§ SET EXERCISE
Pick out each line of the records in which the word "Thanh" appears.

--- Begin EXTRACTED INFORMATION ---

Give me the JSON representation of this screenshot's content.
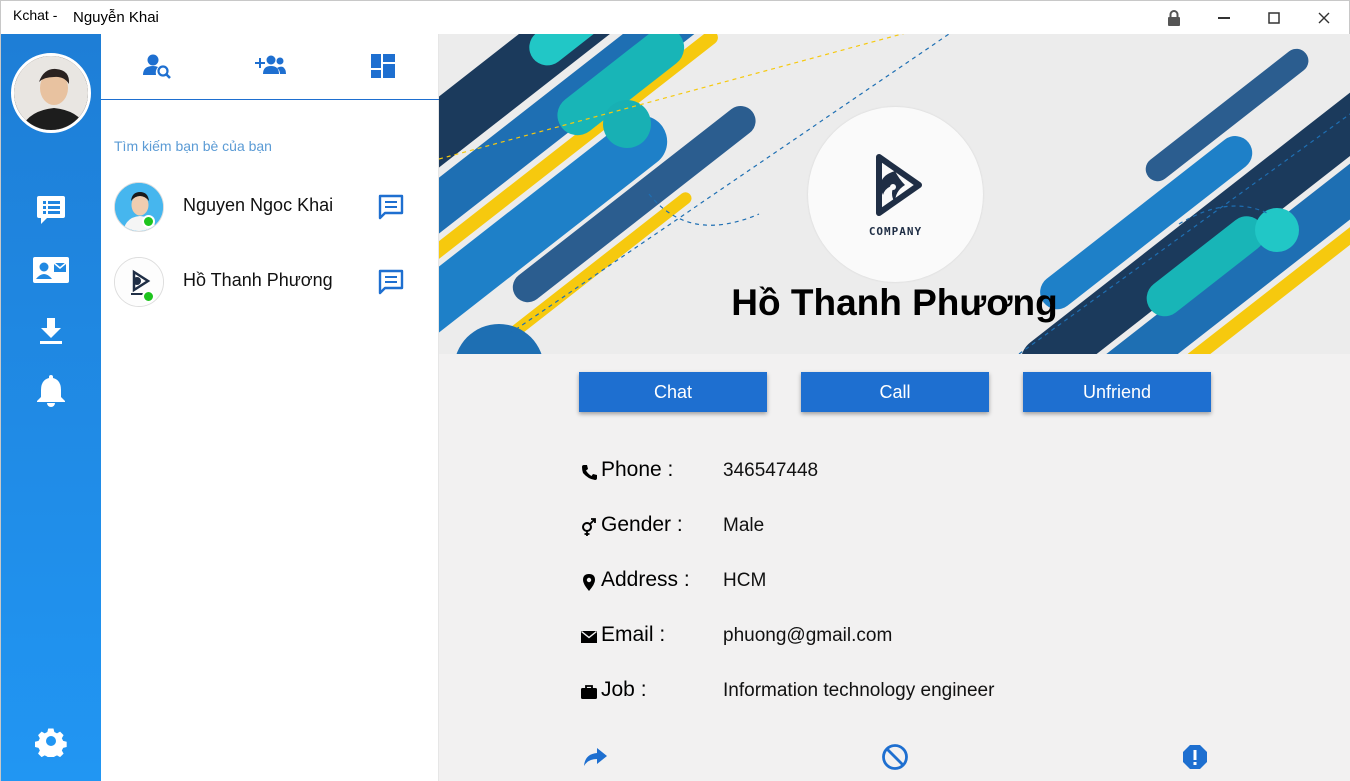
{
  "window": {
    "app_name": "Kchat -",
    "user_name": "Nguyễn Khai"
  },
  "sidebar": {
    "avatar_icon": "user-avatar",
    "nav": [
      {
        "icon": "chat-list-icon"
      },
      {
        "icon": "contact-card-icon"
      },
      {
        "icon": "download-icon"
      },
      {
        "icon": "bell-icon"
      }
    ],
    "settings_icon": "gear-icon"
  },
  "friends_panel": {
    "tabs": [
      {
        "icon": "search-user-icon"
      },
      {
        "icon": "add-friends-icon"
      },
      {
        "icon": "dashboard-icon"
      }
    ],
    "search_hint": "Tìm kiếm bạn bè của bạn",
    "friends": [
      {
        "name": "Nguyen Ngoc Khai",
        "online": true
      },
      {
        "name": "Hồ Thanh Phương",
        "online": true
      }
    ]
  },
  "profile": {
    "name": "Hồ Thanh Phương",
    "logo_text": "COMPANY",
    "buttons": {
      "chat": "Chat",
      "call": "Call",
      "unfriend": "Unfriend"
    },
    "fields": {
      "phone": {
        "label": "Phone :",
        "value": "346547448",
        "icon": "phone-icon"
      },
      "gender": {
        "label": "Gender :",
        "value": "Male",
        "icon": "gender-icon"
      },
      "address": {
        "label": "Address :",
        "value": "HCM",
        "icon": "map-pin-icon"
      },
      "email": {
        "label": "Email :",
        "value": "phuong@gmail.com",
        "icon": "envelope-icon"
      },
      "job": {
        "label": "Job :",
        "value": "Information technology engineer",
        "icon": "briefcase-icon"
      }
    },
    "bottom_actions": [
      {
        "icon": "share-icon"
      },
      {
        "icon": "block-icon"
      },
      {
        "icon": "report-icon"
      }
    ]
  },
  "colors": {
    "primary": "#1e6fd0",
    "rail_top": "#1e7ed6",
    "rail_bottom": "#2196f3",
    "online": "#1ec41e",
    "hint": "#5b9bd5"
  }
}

--- End EXTRACTED INFORMATION ---
--- Begin EXTRACTED INFORMATION ---

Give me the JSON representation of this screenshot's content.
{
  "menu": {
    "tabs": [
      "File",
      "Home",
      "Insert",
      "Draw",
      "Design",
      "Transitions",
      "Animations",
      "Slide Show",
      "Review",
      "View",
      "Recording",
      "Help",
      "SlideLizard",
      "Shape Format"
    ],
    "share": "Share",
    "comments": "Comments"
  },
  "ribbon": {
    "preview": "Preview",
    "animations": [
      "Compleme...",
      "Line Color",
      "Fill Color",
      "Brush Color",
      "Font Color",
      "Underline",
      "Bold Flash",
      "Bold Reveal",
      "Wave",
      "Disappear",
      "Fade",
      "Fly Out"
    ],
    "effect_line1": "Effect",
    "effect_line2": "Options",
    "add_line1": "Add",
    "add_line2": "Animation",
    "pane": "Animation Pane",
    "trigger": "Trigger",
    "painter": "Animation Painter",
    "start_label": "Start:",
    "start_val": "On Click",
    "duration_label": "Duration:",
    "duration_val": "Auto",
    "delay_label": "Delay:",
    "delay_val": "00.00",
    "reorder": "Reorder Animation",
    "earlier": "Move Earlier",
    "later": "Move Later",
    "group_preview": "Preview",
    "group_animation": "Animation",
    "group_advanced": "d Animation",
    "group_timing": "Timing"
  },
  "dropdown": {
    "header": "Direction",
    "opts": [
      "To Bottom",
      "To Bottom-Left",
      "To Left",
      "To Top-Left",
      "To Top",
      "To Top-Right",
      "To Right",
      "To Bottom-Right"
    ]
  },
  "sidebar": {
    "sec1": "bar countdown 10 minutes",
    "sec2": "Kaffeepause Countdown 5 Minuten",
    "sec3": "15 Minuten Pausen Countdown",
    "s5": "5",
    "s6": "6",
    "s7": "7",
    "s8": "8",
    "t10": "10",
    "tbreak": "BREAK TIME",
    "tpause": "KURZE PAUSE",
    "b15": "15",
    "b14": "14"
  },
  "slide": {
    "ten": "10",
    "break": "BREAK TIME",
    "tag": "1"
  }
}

--- End EXTRACTED INFORMATION ---

§ COMPLETED TASK
        "name": "Hồ Thanh Phương",
    "name": "Hồ Thanh Phương",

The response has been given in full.